Exercise instructions
Give only a count of the lines that include the string "checks".
* Begin *
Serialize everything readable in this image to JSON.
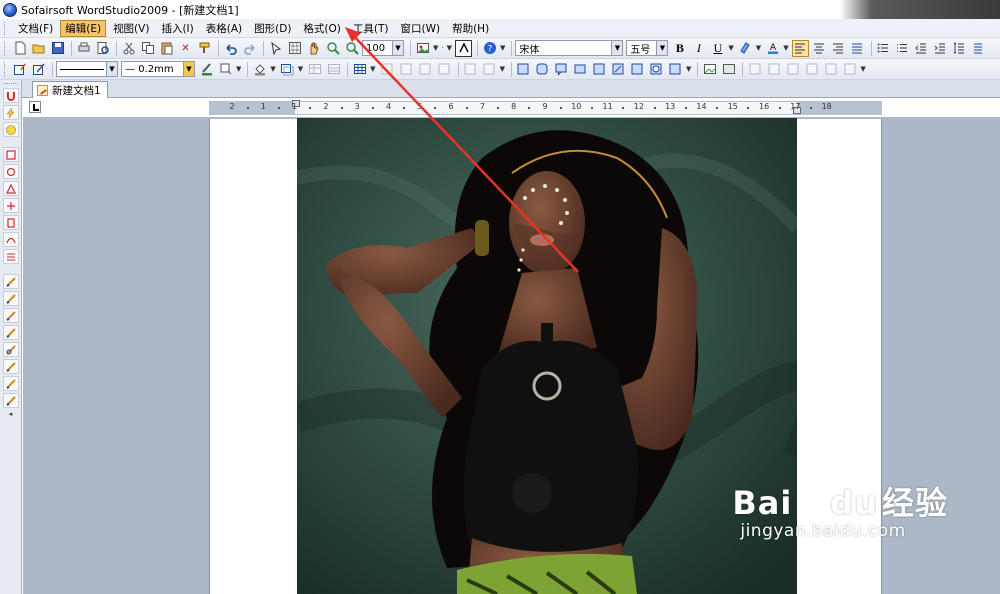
{
  "window": {
    "title": "Sofairsoft WordStudio2009 - [新建文档1]"
  },
  "menu": {
    "items": [
      "文档(F)",
      "编辑(E)",
      "视图(V)",
      "插入(I)",
      "表格(A)",
      "图形(D)",
      "格式(O)",
      "工具(T)",
      "窗口(W)",
      "帮助(H)"
    ],
    "active_index": 1
  },
  "toolbar": {
    "zoom_value": "100",
    "font_name": "宋体",
    "font_size": "五号",
    "bold_label": "B",
    "italic_label": "I",
    "underline_label": "U",
    "line_width": "0.2mm"
  },
  "tabs": {
    "document_tab": "新建文档1"
  },
  "ruler": {
    "labels": [
      "2",
      "1",
      "1",
      "2",
      "3",
      "4",
      "5",
      "6",
      "7",
      "8",
      "9",
      "10",
      "11",
      "12",
      "13",
      "14",
      "15",
      "16",
      "17",
      "18"
    ]
  },
  "watermark": {
    "logo_text_left": "Bai",
    "logo_text_right": "du",
    "logo_text_cn": "经验",
    "url": "jingyan.baidu.com"
  },
  "colors": {
    "menu_active": "#f6c36a",
    "workspace": "#acb8c7",
    "annotation_arrow": "#e8322a"
  }
}
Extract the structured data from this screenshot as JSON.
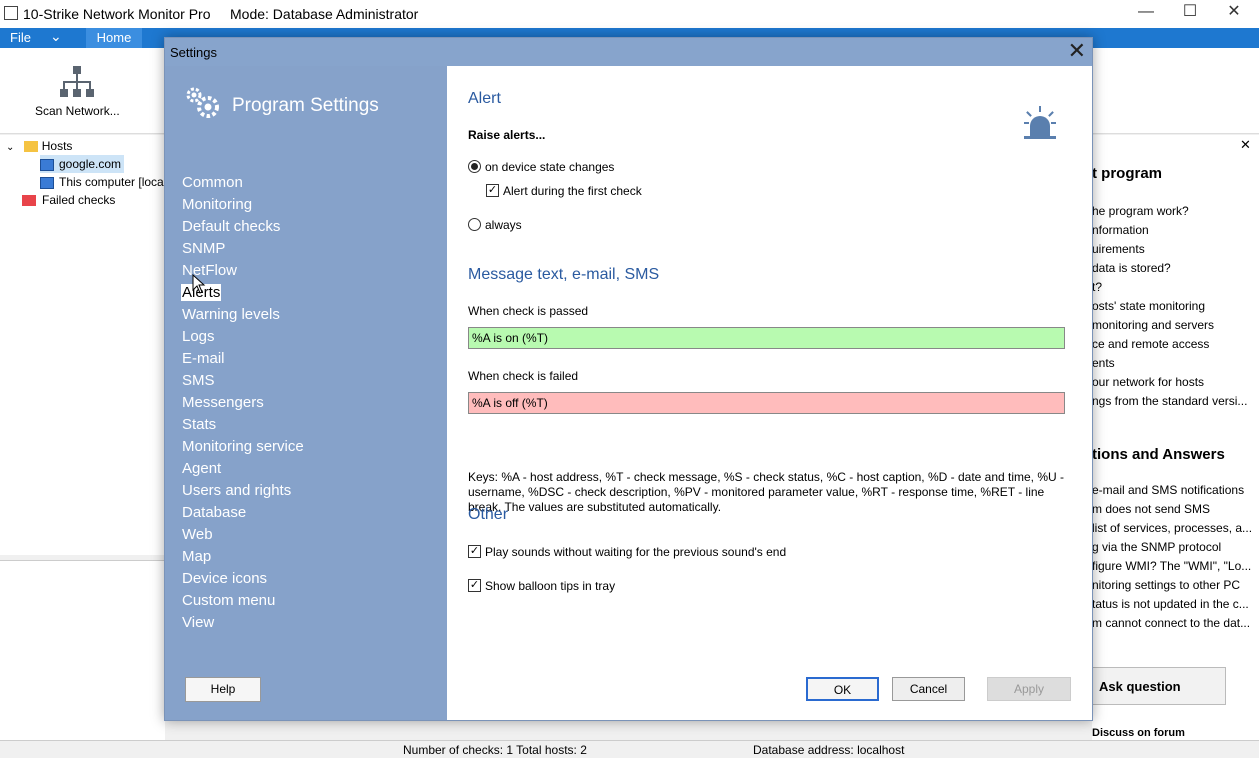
{
  "app": {
    "title": "10-Strike Network Monitor Pro",
    "mode": "Mode: Database Administrator",
    "minimize": "—",
    "maximize": "☐",
    "close": "✕"
  },
  "ribbon": {
    "file": "File",
    "file_caret": "⌄",
    "home": "Home",
    "scan_label": "Scan Network..."
  },
  "tree": {
    "root": "Hosts",
    "items": [
      "google.com",
      "This computer [loca"
    ],
    "failed": "Failed checks"
  },
  "dialog": {
    "title": "Settings",
    "close": "✕",
    "sidebar_title": "Program Settings",
    "nav": [
      "Common",
      "Monitoring",
      "Default checks",
      "SNMP",
      "NetFlow",
      "Alerts",
      "Warning levels",
      "Logs",
      "E-mail",
      "SMS",
      "Messengers",
      "Stats",
      "Monitoring service",
      "Agent",
      "Users and rights",
      "Database",
      "Web",
      "Map",
      "Device icons",
      "Custom menu",
      "View"
    ],
    "active_nav": "Alerts",
    "help": "Help",
    "alert": {
      "heading": "Alert",
      "raise": "Raise alerts...",
      "opt_state": "on device state changes",
      "first_check": "Alert during the first check",
      "opt_always": "always",
      "selected": "on device state changes",
      "first_check_checked": true
    },
    "message": {
      "heading": "Message text, e-mail, SMS",
      "passed_label": "When check is passed",
      "passed_value": "%A is on (%T)",
      "passed_color": "#b8fab0",
      "failed_label": "When check is failed",
      "failed_value": "%A is off (%T)",
      "failed_color": "#ffbcbc",
      "keys": "Keys: %A - host address, %T - check message, %S - check status, %C - host caption, %D - date and time, %U - username, %DSC - check description, %PV - monitored parameter value, %RT - response time, %RET - line break. The values are substituted automatically."
    },
    "other": {
      "heading": "Other",
      "play_sounds": "Play sounds without waiting for the previous sound's end",
      "balloon": "Show balloon tips in tray",
      "play_sounds_checked": true,
      "balloon_checked": true
    },
    "ok": "OK",
    "cancel": "Cancel",
    "apply": "Apply"
  },
  "right_panel": {
    "heading1": "t program",
    "links1": [
      "he program work?",
      "nformation",
      "uirements",
      "data is stored?",
      "t?",
      "osts' state monitoring",
      "monitoring and servers",
      "ce and remote access",
      "ents",
      "our network for hosts",
      "ngs from the standard versi..."
    ],
    "heading2": "tions and Answers",
    "links2": [
      "e-mail and SMS notifications",
      "m does not send SMS",
      "list of services, processes, a...",
      "g via the SNMP protocol",
      "figure WMI? The \"WMI\", \"Lo...",
      "nitoring settings to other PC",
      "tatus is not updated in the c...",
      "m cannot connect to the dat..."
    ],
    "ask": "Ask question",
    "forum": "Discuss on forum",
    "close": "✕"
  },
  "status": {
    "checks": "Number of checks: 1  Total hosts: 2",
    "db": "Database address: localhost"
  },
  "icons": {
    "gear": "gear-icon",
    "alert": "siren-icon",
    "folder": "folder-icon",
    "host": "computer-icon"
  }
}
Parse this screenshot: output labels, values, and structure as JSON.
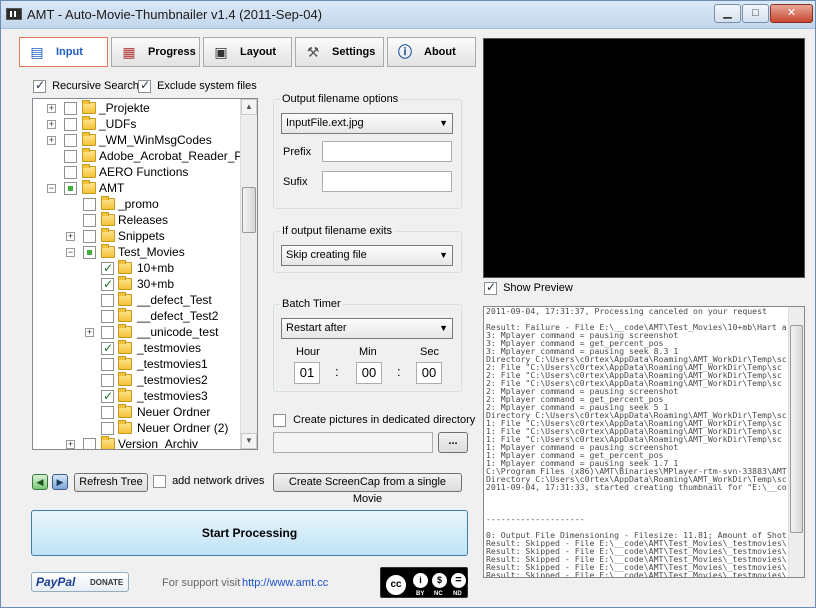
{
  "window": {
    "title": "AMT - Auto-Movie-Thumbnailer v1.4 (2011-Sep-04)"
  },
  "tabs": [
    {
      "label": "Input",
      "icon": "input-icon"
    },
    {
      "label": "Progress",
      "icon": "progress-icon"
    },
    {
      "label": "Layout",
      "icon": "layout-icon"
    },
    {
      "label": "Settings",
      "icon": "settings-icon"
    },
    {
      "label": "About",
      "icon": "about-icon"
    }
  ],
  "input": {
    "recursive_label": "Recursive Search",
    "exclude_label": "Exclude system files",
    "tree": [
      {
        "name": "_Projekte"
      },
      {
        "name": "_UDFs"
      },
      {
        "name": "_WM_WinMsgCodes"
      },
      {
        "name": "Adobe_Acrobat_Reader_Prin"
      },
      {
        "name": "AERO Functions"
      },
      {
        "name": "AMT"
      },
      {
        "name": "_promo"
      },
      {
        "name": "Releases"
      },
      {
        "name": "Snippets"
      },
      {
        "name": "Test_Movies"
      },
      {
        "name": "10+mb"
      },
      {
        "name": "30+mb"
      },
      {
        "name": "__defect_Test"
      },
      {
        "name": "__defect_Test2"
      },
      {
        "name": "__unicode_test"
      },
      {
        "name": "_testmovies"
      },
      {
        "name": "_testmovies1"
      },
      {
        "name": "_testmovies2"
      },
      {
        "name": "_testmovies3"
      },
      {
        "name": "Neuer Ordner"
      },
      {
        "name": "Neuer Ordner (2)"
      },
      {
        "name": "Version_Archiv"
      }
    ],
    "refresh_label": "Refresh Tree",
    "network_label": "add network drives"
  },
  "output": {
    "group_title": "Output filename options",
    "filename_value": "InputFile.ext.jpg",
    "prefix_label": "Prefix",
    "sufix_label": "Sufix",
    "exists_title": "If output filename exits",
    "exists_value": "Skip creating file",
    "batch_title": "Batch Timer",
    "batch_value": "Restart after",
    "hour_label": "Hour",
    "min_label": "Min",
    "sec_label": "Sec",
    "hour_value": "01",
    "min_value": "00",
    "sec_value": "00",
    "colon": ":",
    "dedicated_label": "Create pictures in dedicated directory",
    "browse_label": "...",
    "screencap_label": "Create ScreenCap from a single Movie"
  },
  "preview": {
    "show_label": "Show Preview"
  },
  "log": {
    "lines": [
      "2011-09-04, 17:31:37, Processing canceled on your request",
      "",
      "Result: Failure - File E:\\__code\\AMT\\Test_Movies\\10+mb\\Hart a",
      "3: Mplayer command = pausing screenshot",
      "3: Mplayer command = get_percent_pos",
      "3: Mplayer command = pausing seek 8.3 1",
      "Directory C:\\Users\\c0rtex\\AppData\\Roaming\\AMT_WorkDir\\Temp\\sc",
      "2: File \"C:\\Users\\c0rtex\\AppData\\Roaming\\AMT_WorkDir\\Temp\\sc",
      "2: File \"C:\\Users\\c0rtex\\AppData\\Roaming\\AMT_WorkDir\\Temp\\sc",
      "2: File \"C:\\Users\\c0rtex\\AppData\\Roaming\\AMT_WorkDir\\Temp\\sc",
      "2: Mplayer command = pausing screenshot",
      "2: Mplayer command = get_percent_pos",
      "2: Mplayer command = pausing seek 5 1",
      "Directory C:\\Users\\c0rtex\\AppData\\Roaming\\AMT_WorkDir\\Temp\\sc",
      "1: File \"C:\\Users\\c0rtex\\AppData\\Roaming\\AMT_WorkDir\\Temp\\sc",
      "1: File \"C:\\Users\\c0rtex\\AppData\\Roaming\\AMT_WorkDir\\Temp\\sc",
      "1: File \"C:\\Users\\c0rtex\\AppData\\Roaming\\AMT_WorkDir\\Temp\\sc",
      "1: Mplayer command = pausing screenshot",
      "1: Mplayer command = get_percent_pos",
      "1: Mplayer command = pausing seek 1.7 1",
      "C:\\Program Files (x86)\\AMT\\Binaries\\MPlayer-rtm-svn-33883\\AMT",
      "Directory C:\\Users\\c0rtex\\AppData\\Roaming\\AMT_WorkDir\\Temp\\sc",
      "2011-09-04, 17:31:33, started creating thumbnail for \"E:\\__co",
      "",
      "",
      "",
      "--------------------",
      "",
      "0: Output File Dimensioning - Filesize: 11.81; Amount of Shot",
      "Result: Skipped - File E:\\__code\\AMT\\Test_Movies\\_testmovies\\",
      "Result: Skipped - File E:\\__code\\AMT\\Test_Movies\\_testmovies\\",
      "Result: Skipped - File E:\\__code\\AMT\\Test_Movies\\_testmovies\\",
      "Result: Skipped - File E:\\__code\\AMT\\Test_Movies\\_testmovies\\",
      "Result: Skipped - File E:\\__code\\AMT\\Test_Movies\\_testmovies\\"
    ]
  },
  "actions": {
    "start_label": "Start Processing"
  },
  "footer": {
    "paypal_label": "PayPal",
    "donate_label": "DONATE",
    "support_label": "For support visit",
    "support_link": "http://www.amt.cc",
    "cc_by": "BY",
    "cc_nc": "NC",
    "cc_nd": "ND"
  }
}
* End *
The answer
3